▶ **Work task**
Copy out every line below without alteration.

▶ **Records for processing**
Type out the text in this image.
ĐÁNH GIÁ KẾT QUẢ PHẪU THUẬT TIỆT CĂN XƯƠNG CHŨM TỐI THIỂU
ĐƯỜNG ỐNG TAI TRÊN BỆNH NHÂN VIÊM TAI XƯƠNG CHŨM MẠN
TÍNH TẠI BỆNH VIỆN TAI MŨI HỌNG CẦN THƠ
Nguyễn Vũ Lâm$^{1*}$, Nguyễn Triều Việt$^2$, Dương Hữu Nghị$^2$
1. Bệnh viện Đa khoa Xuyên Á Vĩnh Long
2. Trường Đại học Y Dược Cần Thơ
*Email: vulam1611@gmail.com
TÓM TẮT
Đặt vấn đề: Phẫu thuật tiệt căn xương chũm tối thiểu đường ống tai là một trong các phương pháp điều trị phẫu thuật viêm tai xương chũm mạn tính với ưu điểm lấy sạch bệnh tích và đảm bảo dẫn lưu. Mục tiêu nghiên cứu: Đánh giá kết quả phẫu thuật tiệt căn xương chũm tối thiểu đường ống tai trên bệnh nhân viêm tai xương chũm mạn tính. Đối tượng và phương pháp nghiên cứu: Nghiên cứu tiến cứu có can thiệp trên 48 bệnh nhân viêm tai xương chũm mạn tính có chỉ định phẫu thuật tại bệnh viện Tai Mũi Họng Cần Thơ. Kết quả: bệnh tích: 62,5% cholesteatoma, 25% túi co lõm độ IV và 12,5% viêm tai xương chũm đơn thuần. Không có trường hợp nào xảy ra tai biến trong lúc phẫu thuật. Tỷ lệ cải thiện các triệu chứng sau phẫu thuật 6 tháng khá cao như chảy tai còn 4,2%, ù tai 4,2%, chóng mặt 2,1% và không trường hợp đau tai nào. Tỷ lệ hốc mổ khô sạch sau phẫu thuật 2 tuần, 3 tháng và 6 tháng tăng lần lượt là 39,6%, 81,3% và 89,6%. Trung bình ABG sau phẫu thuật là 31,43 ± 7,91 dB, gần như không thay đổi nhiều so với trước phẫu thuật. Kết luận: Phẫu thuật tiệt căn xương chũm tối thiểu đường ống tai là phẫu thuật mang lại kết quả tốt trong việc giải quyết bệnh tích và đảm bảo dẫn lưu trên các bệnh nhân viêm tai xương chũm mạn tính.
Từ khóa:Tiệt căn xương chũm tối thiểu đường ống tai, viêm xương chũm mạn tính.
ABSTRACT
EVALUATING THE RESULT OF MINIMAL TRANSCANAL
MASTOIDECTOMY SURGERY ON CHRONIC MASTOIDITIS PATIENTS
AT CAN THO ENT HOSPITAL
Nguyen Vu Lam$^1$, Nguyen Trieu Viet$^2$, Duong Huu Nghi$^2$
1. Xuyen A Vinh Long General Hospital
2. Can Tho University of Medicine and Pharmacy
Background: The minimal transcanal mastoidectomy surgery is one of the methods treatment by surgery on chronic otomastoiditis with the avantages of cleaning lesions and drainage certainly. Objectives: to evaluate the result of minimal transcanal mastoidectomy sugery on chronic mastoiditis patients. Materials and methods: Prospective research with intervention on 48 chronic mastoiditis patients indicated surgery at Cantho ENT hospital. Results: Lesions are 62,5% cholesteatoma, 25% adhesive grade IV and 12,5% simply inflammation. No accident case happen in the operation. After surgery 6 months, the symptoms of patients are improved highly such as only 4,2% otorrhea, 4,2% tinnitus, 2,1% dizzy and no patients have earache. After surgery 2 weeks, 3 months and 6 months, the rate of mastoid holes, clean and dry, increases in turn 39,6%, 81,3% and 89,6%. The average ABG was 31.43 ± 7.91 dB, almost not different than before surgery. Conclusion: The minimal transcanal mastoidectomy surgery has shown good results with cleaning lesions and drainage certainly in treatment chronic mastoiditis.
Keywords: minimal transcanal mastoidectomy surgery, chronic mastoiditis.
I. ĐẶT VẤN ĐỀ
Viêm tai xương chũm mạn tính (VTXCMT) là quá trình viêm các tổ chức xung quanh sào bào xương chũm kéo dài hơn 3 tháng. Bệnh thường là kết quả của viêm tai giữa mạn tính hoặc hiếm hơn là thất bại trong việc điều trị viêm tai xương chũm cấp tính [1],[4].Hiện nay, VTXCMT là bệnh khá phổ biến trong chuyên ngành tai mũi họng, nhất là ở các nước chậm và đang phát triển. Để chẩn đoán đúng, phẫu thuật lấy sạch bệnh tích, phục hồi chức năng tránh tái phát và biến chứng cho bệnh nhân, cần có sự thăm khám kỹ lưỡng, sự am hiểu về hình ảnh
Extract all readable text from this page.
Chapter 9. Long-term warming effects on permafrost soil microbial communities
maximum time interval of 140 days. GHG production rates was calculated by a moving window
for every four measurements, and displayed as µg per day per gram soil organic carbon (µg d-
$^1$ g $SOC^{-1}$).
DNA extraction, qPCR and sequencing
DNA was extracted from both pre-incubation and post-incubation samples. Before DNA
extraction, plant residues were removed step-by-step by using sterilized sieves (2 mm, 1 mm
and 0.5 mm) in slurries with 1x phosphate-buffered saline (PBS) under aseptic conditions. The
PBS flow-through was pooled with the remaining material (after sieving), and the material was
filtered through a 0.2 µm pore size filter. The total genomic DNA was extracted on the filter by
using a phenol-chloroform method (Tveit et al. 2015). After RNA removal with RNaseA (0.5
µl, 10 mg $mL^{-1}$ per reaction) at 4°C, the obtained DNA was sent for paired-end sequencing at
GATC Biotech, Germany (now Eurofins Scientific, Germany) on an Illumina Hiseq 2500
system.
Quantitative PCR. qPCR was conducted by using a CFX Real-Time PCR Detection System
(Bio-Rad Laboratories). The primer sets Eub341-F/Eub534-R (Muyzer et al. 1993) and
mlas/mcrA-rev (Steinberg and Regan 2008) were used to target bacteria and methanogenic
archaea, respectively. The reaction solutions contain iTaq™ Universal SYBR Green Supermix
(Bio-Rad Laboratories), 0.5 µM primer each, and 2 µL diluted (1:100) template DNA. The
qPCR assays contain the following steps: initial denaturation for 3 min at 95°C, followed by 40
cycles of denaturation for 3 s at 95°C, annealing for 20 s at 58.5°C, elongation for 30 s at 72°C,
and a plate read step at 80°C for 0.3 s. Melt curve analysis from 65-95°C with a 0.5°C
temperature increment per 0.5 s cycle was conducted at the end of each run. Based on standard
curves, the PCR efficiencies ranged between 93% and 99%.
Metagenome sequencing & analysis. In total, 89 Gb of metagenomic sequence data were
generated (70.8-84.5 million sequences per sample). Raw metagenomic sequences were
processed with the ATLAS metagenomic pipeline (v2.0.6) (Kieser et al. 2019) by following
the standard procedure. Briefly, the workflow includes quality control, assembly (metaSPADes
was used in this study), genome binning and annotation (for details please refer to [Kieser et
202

▶ **Written solution**
Type out the text in this image.
ĐÁNH GIÁ KẾT QUẢ PHẪU THUẬT TIỆT CĂN XƯƠNG CHŨM TỐI THIỂU
ĐƯỜNG ỐNG TAI TRÊN BỆNH NHÂN VIÊM TAI XƯƠNG CHŨM MẠN
TÍNH TẠI BỆNH VIỆN TAI MŨI HỌNG CẦN THƠ
Nguyễn Vũ Lâm$^{1*}$, Nguyễn Triều Việt$^2$, Dương Hữu Nghị$^2$
1. Bệnh viện Đa khoa Xuyên Á Vĩnh Long
2. Trường Đại học Y Dược Cần Thơ
*Email: vulam1611@gmail.com
TÓM TẮT
Đặt vấn đề: Phẫu thuật tiệt căn xương chũm tối thiểu đường ống tai là một trong các phương pháp điều trị phẫu thuật viêm tai xương chũm mạn tính với ưu điểm lấy sạch bệnh tích và đảm bảo dẫn lưu. Mục tiêu nghiên cứu: Đánh giá kết quả phẫu thuật tiệt căn xương chũm tối thiểu đường ống tai trên bệnh nhân viêm tai xương chũm mạn tính. Đối tượng và phương pháp nghiên cứu: Nghiên cứu tiến cứu có can thiệp trên 48 bệnh nhân viêm tai xương chũm mạn tính có chỉ định phẫu thuật tại bệnh viện Tai Mũi Họng Cần Thơ. Kết quả: bệnh tích: 62,5% cholesteatoma, 25% túi co lõm độ IV và 12,5% viêm tai xương chũm đơn thuần. Không có trường hợp nào xảy ra tai biến trong lúc phẫu thuật. Tỷ lệ cải thiện các triệu chứng sau phẫu thuật 6 tháng khá cao như chảy tai còn 4,2%, ù tai 4,2%, chóng mặt 2,1% và không trường hợp đau tai nào. Tỷ lệ hốc mổ khô sạch sau phẫu thuật 2 tuần, 3 tháng và 6 tháng tăng lần lượt là 39,6%, 81,3% và 89,6%. Trung bình ABG sau phẫu thuật là 31,43 ± 7,91 dB, gần như không thay đổi nhiều so với trước phẫu thuật. Kết luận: Phẫu thuật tiệt căn xương chũm tối thiểu đường ống tai là phẫu thuật mang lại kết quả tốt trong việc giải quyết bệnh tích và đảm bảo dẫn lưu trên các bệnh nhân viêm tai xương chũm mạn tính.
Từ khóa:Tiệt căn xương chũm tối thiểu đường ống tai, viêm xương chũm mạn tính.
ABSTRACT
EVALUATING THE RESULT OF MINIMAL TRANSCANAL
MASTOIDECTOMY SURGERY ON CHRONIC MASTOIDITIS PATIENTS
AT CAN THO ENT HOSPITAL
Nguyen Vu Lam$^1$, Nguyen Trieu Viet$^2$, Duong Huu Nghi$^2$
1. Xuyen A Vinh Long General Hospital
2. Can Tho University of Medicine and Pharmacy
Background: The minimal transcanal mastoidectomy surgery is one of the methods treatment by surgery on chronic otomastoiditis with the avantages of cleaning lesions and drainage certainly. Objectives: to evaluate the result of minimal transcanal mastoidectomy sugery on chronic mastoiditis patients. Materials and methods: Prospective research with intervention on 48 chronic mastoiditis patients indicated surgery at Cantho ENT hospital. Results: Lesions are 62,5% cholesteatoma, 25% adhesive grade IV and 12,5% simply inflammation. No accident case happen in the operation. After surgery 6 months, the symptoms of patients are improved highly such as only 4,2% otorrhea, 4,2% tinnitus, 2,1% dizzy and no patients have earache. After surgery 2 weeks, 3 months and 6 months, the rate of mastoid holes, clean and dry, increases in turn 39,6%, 81,3% and 89,6%. The average ABG was 31.43 ± 7.91 dB, almost not different than before surgery. Conclusion: The minimal transcanal mastoidectomy surgery has shown good results with cleaning lesions and drainage certainly in treatment chronic mastoiditis.
Keywords: minimal transcanal mastoidectomy surgery, chronic mastoiditis.
I. ĐẶT VẤN ĐỀ
Viêm tai xương chũm mạn tính (VTXCMT) là quá trình viêm các tổ chức xung quanh sào bào xương chũm kéo dài hơn 3 tháng. Bệnh thường là kết quả của viêm tai giữa mạn tính hoặc hiếm hơn là thất bại trong việc điều trị viêm tai xương chũm cấp tính [1],[4].Hiện nay, VTXCMT là bệnh khá phổ biến trong chuyên ngành tai mũi họng, nhất là ở các nước chậm và đang phát triển. Để chẩn đoán đúng, phẫu thuật lấy sạch bệnh tích, phục hồi chức năng tránh tái phát và biến chứng cho bệnh nhân, cần có sự thăm khám kỹ lưỡng, sự am hiểu về hình ảnh
Extract all readable text from this page.
Chapter 9. Long-term warming effects on permafrost soil microbial communities
maximum time interval of 140 days. GHG production rates was calculated by a moving window
for every four measurements, and displayed as µg per day per gram soil organic carbon (µg d-
$^1$ g $SOC^{-1}$).
DNA extraction, qPCR and sequencing
DNA was extracted from both pre-incubation and post-incubation samples. Before DNA
extraction, plant residues were removed step-by-step by using sterilized sieves (2 mm, 1 mm
and 0.5 mm) in slurries with 1x phosphate-buffered saline (PBS) under aseptic conditions. The
PBS flow-through was pooled with the remaining material (after sieving), and the material was
filtered through a 0.2 µm pore size filter. The total genomic DNA was extracted on the filter by
using a phenol-chloroform method (Tveit et al. 2015). After RNA removal with RNaseA (0.5
µl, 10 mg $mL^{-1}$ per reaction) at 4°C, the obtained DNA was sent for paired-end sequencing at
GATC Biotech, Germany (now Eurofins Scientific, Germany) on an Illumina Hiseq 2500
system.
Quantitative PCR. qPCR was conducted by using a CFX Real-Time PCR Detection System
(Bio-Rad Laboratories). The primer sets Eub341-F/Eub534-R (Muyzer et al. 1993) and
mlas/mcrA-rev (Steinberg and Regan 2008) were used to target bacteria and methanogenic
archaea, respectively. The reaction solutions contain iTaq™ Universal SYBR Green Supermix
(Bio-Rad Laboratories), 0.5 µM primer each, and 2 µL diluted (1:100) template DNA. The
qPCR assays contain the following steps: initial denaturation for 3 min at 95°C, followed by 40
cycles of denaturation for 3 s at 95°C, annealing for 20 s at 58.5°C, elongation for 30 s at 72°C,
and a plate read step at 80°C for 0.3 s. Melt curve analysis from 65-95°C with a 0.5°C
temperature increment per 0.5 s cycle was conducted at the end of each run. Based on standard
curves, the PCR efficiencies ranged between 93% and 99%.
Metagenome sequencing & analysis. In total, 89 Gb of metagenomic sequence data were
generated (70.8-84.5 million sequences per sample). Raw metagenomic sequences were
processed with the ATLAS metagenomic pipeline (v2.0.6) (Kieser et al. 2019) by following
the standard procedure. Briefly, the workflow includes quality control, assembly (metaSPADes
was used in this study), genome binning and annotation (for details please refer to [Kieser et
202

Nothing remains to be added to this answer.